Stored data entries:
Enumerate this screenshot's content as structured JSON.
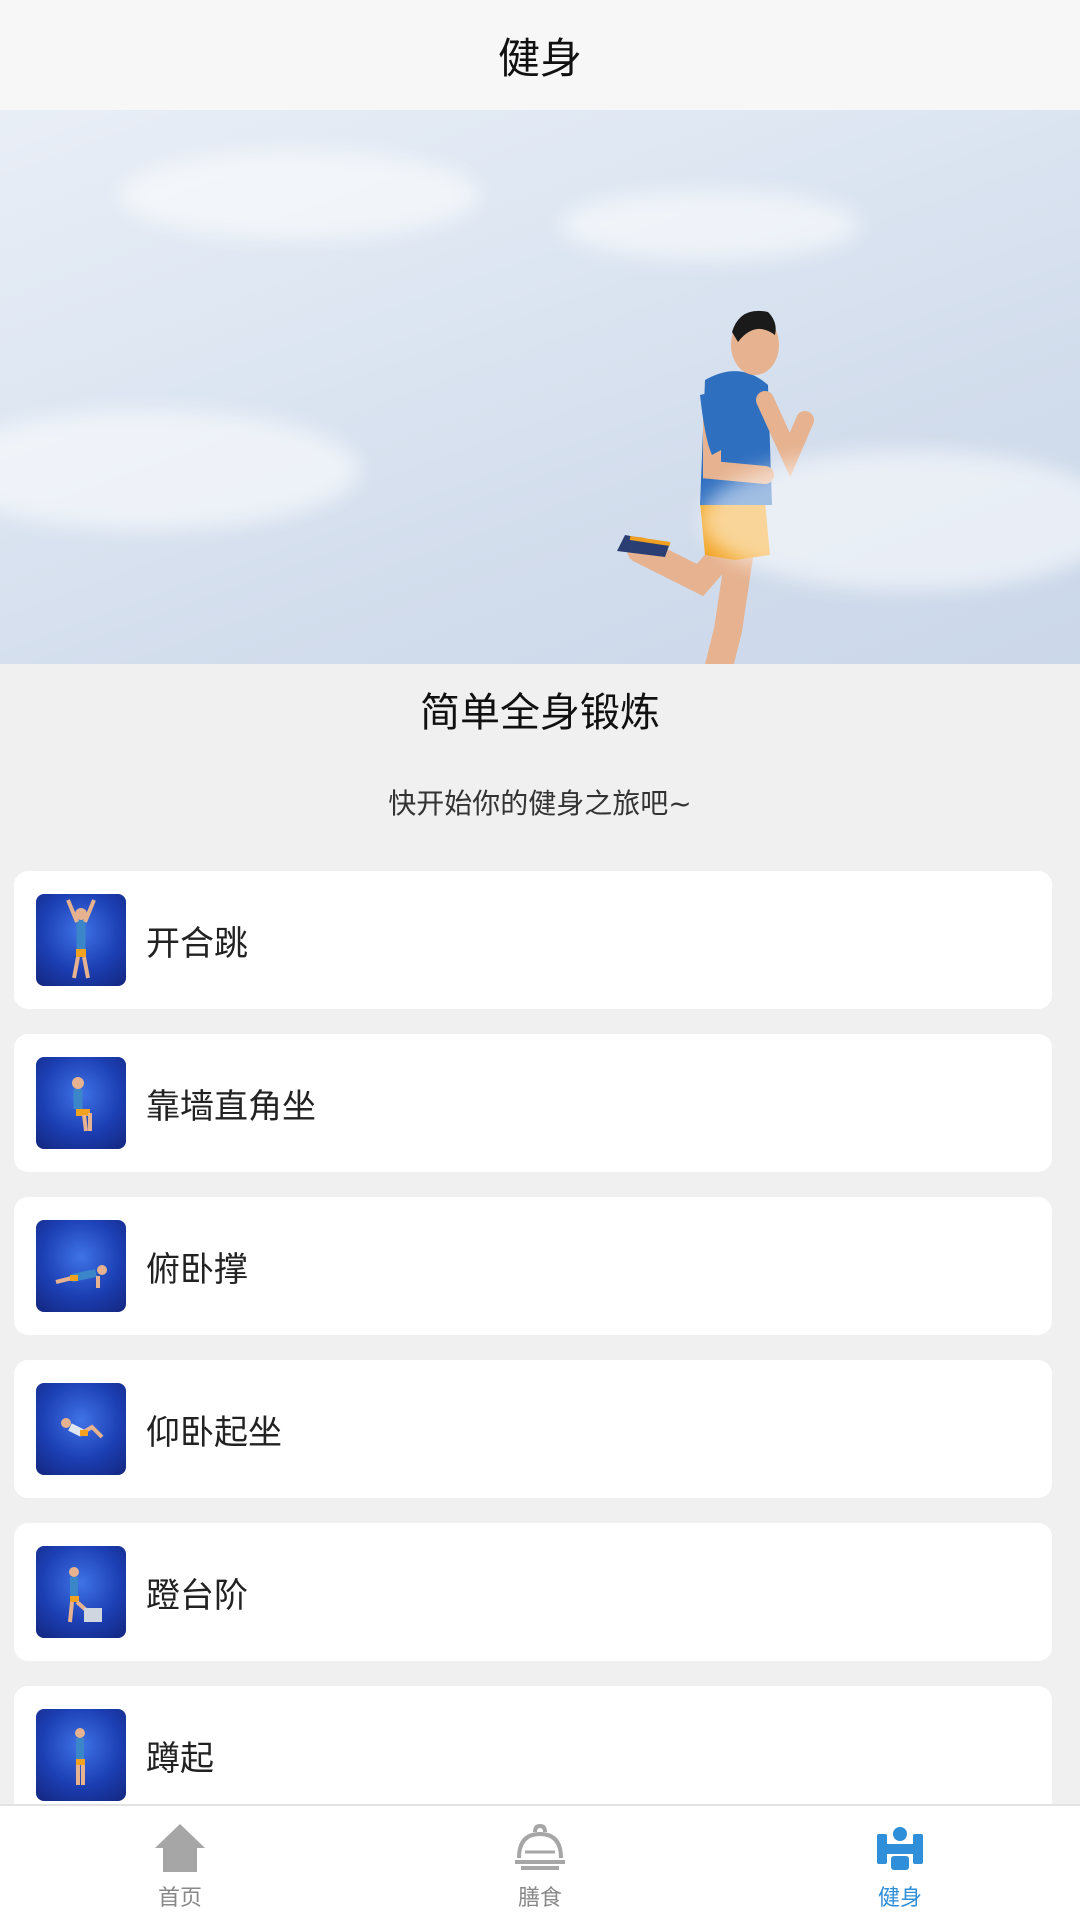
{
  "header": {
    "title": "健身"
  },
  "section": {
    "title": "简单全身锻炼",
    "subtitle": "快开始你的健身之旅吧~"
  },
  "exercises": [
    {
      "label": "开合跳"
    },
    {
      "label": "靠墙直角坐"
    },
    {
      "label": "俯卧撑"
    },
    {
      "label": "仰卧起坐"
    },
    {
      "label": "蹬台阶"
    },
    {
      "label": "蹲起"
    }
  ],
  "bottom_nav": {
    "items": [
      {
        "label": "首页",
        "icon": "home-icon",
        "active": false
      },
      {
        "label": "膳食",
        "icon": "cloche-icon",
        "active": false
      },
      {
        "label": "健身",
        "icon": "fitness-icon",
        "active": true
      }
    ]
  },
  "colors": {
    "accent": "#2f8fd8",
    "inactive": "#999999",
    "thumb_blue": "#1c3fb4"
  }
}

**Stated exercise**
Transcribe the whole listing exactly. Pictures stay out of your copy.

**Result**
Enumerate this screenshot's content as structured JSON.
{
  "header": {
    "title": "健身"
  },
  "section": {
    "title": "简单全身锻炼",
    "subtitle": "快开始你的健身之旅吧~"
  },
  "exercises": [
    {
      "label": "开合跳"
    },
    {
      "label": "靠墙直角坐"
    },
    {
      "label": "俯卧撑"
    },
    {
      "label": "仰卧起坐"
    },
    {
      "label": "蹬台阶"
    },
    {
      "label": "蹲起"
    }
  ],
  "bottom_nav": {
    "items": [
      {
        "label": "首页",
        "icon": "home-icon",
        "active": false
      },
      {
        "label": "膳食",
        "icon": "cloche-icon",
        "active": false
      },
      {
        "label": "健身",
        "icon": "fitness-icon",
        "active": true
      }
    ]
  },
  "colors": {
    "accent": "#2f8fd8",
    "inactive": "#999999",
    "thumb_blue": "#1c3fb4"
  }
}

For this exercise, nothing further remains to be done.